Dataset excerpt:
•••

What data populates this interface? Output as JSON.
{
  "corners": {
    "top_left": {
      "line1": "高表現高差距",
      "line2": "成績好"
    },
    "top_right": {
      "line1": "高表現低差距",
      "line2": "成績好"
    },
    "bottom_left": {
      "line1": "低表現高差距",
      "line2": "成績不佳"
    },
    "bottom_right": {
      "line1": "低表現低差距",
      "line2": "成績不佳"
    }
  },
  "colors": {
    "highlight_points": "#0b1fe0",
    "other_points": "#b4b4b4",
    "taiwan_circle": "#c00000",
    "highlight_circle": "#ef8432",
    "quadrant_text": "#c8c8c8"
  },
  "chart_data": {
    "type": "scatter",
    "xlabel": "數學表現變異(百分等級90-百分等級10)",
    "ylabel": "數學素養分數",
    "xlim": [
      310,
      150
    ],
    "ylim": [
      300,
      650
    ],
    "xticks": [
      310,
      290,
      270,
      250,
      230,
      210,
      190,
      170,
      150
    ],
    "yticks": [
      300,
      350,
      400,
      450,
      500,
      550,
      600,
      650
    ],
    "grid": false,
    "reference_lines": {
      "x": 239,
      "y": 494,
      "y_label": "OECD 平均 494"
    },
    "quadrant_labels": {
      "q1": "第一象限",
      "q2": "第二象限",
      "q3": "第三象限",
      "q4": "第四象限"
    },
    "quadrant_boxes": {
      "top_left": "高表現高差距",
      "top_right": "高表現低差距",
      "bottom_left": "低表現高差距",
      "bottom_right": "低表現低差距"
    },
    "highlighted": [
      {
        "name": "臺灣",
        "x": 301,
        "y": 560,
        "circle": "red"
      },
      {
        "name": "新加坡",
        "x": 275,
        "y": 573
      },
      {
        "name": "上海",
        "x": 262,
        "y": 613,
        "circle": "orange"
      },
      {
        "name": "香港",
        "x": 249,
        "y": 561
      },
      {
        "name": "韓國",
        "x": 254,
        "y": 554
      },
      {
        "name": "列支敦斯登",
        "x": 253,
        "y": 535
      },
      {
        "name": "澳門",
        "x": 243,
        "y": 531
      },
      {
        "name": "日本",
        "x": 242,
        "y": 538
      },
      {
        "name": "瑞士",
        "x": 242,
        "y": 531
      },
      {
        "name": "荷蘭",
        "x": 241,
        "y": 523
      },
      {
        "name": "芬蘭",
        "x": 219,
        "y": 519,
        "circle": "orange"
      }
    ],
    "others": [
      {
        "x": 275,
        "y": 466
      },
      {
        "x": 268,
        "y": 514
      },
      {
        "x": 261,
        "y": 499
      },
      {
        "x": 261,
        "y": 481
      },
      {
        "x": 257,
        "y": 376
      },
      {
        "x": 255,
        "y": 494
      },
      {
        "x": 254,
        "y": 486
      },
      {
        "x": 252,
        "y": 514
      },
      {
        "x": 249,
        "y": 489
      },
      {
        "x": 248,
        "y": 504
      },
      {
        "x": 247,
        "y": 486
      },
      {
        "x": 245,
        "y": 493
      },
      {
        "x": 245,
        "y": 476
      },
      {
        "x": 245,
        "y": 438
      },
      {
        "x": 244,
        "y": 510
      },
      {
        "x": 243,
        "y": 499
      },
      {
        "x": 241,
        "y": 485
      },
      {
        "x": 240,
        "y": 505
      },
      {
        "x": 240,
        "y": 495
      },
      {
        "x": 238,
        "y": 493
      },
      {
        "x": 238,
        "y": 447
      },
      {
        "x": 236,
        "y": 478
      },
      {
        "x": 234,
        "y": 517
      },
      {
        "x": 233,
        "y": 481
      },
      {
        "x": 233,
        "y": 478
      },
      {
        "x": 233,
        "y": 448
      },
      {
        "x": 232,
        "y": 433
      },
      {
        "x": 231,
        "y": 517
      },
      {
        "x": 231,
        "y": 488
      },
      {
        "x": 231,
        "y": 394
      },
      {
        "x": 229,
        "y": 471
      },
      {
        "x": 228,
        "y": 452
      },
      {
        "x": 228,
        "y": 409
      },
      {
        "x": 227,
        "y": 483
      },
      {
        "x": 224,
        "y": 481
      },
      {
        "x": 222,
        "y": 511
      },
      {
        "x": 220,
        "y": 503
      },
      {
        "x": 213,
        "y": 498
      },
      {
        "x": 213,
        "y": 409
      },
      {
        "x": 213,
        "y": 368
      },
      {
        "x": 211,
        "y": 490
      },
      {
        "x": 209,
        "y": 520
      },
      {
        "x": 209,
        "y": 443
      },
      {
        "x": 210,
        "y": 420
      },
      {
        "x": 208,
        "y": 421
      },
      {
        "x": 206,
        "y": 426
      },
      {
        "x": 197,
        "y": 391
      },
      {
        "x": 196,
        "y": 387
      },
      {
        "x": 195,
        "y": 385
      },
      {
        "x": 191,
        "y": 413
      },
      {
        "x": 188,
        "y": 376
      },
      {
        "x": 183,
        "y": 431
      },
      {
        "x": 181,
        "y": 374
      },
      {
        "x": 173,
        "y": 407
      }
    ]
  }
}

•••

* [GIVEN EXERCISE] Go through the listing above and restate it word for word.

* [SOLUTION FOR THIS TASK]
What data populates this interface? Output as JSON.
{
  "corners": {
    "top_left": {
      "line1": "高表現高差距",
      "line2": "成績好"
    },
    "top_right": {
      "line1": "高表現低差距",
      "line2": "成績好"
    },
    "bottom_left": {
      "line1": "低表現高差距",
      "line2": "成績不佳"
    },
    "bottom_right": {
      "line1": "低表現低差距",
      "line2": "成績不佳"
    }
  },
  "colors": {
    "highlight_points": "#0b1fe0",
    "other_points": "#b4b4b4",
    "taiwan_circle": "#c00000",
    "highlight_circle": "#ef8432",
    "quadrant_text": "#c8c8c8"
  },
  "chart_data": {
    "type": "scatter",
    "xlabel": "數學表現變異(百分等級90-百分等級10)",
    "ylabel": "數學素養分數",
    "xlim": [
      310,
      150
    ],
    "ylim": [
      300,
      650
    ],
    "xticks": [
      310,
      290,
      270,
      250,
      230,
      210,
      190,
      170,
      150
    ],
    "yticks": [
      300,
      350,
      400,
      450,
      500,
      550,
      600,
      650
    ],
    "grid": false,
    "reference_lines": {
      "x": 239,
      "y": 494,
      "y_label": "OECD 平均 494"
    },
    "quadrant_labels": {
      "q1": "第一象限",
      "q2": "第二象限",
      "q3": "第三象限",
      "q4": "第四象限"
    },
    "quadrant_boxes": {
      "top_left": "高表現高差距",
      "top_right": "高表現低差距",
      "bottom_left": "低表現高差距",
      "bottom_right": "低表現低差距"
    },
    "highlighted": [
      {
        "name": "臺灣",
        "x": 301,
        "y": 560,
        "circle": "red"
      },
      {
        "name": "新加坡",
        "x": 275,
        "y": 573
      },
      {
        "name": "上海",
        "x": 262,
        "y": 613,
        "circle": "orange"
      },
      {
        "name": "香港",
        "x": 249,
        "y": 561
      },
      {
        "name": "韓國",
        "x": 254,
        "y": 554
      },
      {
        "name": "列支敦斯登",
        "x": 253,
        "y": 535
      },
      {
        "name": "澳門",
        "x": 243,
        "y": 531
      },
      {
        "name": "日本",
        "x": 242,
        "y": 538
      },
      {
        "name": "瑞士",
        "x": 242,
        "y": 531
      },
      {
        "name": "荷蘭",
        "x": 241,
        "y": 523
      },
      {
        "name": "芬蘭",
        "x": 219,
        "y": 519,
        "circle": "orange"
      }
    ],
    "others": [
      {
        "x": 275,
        "y": 466
      },
      {
        "x": 268,
        "y": 514
      },
      {
        "x": 261,
        "y": 499
      },
      {
        "x": 261,
        "y": 481
      },
      {
        "x": 257,
        "y": 376
      },
      {
        "x": 255,
        "y": 494
      },
      {
        "x": 254,
        "y": 486
      },
      {
        "x": 252,
        "y": 514
      },
      {
        "x": 249,
        "y": 489
      },
      {
        "x": 248,
        "y": 504
      },
      {
        "x": 247,
        "y": 486
      },
      {
        "x": 245,
        "y": 493
      },
      {
        "x": 245,
        "y": 476
      },
      {
        "x": 245,
        "y": 438
      },
      {
        "x": 244,
        "y": 510
      },
      {
        "x": 243,
        "y": 499
      },
      {
        "x": 241,
        "y": 485
      },
      {
        "x": 240,
        "y": 505
      },
      {
        "x": 240,
        "y": 495
      },
      {
        "x": 238,
        "y": 493
      },
      {
        "x": 238,
        "y": 447
      },
      {
        "x": 236,
        "y": 478
      },
      {
        "x": 234,
        "y": 517
      },
      {
        "x": 233,
        "y": 481
      },
      {
        "x": 233,
        "y": 478
      },
      {
        "x": 233,
        "y": 448
      },
      {
        "x": 232,
        "y": 433
      },
      {
        "x": 231,
        "y": 517
      },
      {
        "x": 231,
        "y": 488
      },
      {
        "x": 231,
        "y": 394
      },
      {
        "x": 229,
        "y": 471
      },
      {
        "x": 228,
        "y": 452
      },
      {
        "x": 228,
        "y": 409
      },
      {
        "x": 227,
        "y": 483
      },
      {
        "x": 224,
        "y": 481
      },
      {
        "x": 222,
        "y": 511
      },
      {
        "x": 220,
        "y": 503
      },
      {
        "x": 213,
        "y": 498
      },
      {
        "x": 213,
        "y": 409
      },
      {
        "x": 213,
        "y": 368
      },
      {
        "x": 211,
        "y": 490
      },
      {
        "x": 209,
        "y": 520
      },
      {
        "x": 209,
        "y": 443
      },
      {
        "x": 210,
        "y": 420
      },
      {
        "x": 208,
        "y": 421
      },
      {
        "x": 206,
        "y": 426
      },
      {
        "x": 197,
        "y": 391
      },
      {
        "x": 196,
        "y": 387
      },
      {
        "x": 195,
        "y": 385
      },
      {
        "x": 191,
        "y": 413
      },
      {
        "x": 188,
        "y": 376
      },
      {
        "x": 183,
        "y": 431
      },
      {
        "x": 181,
        "y": 374
      },
      {
        "x": 173,
        "y": 407
      }
    ]
  }
}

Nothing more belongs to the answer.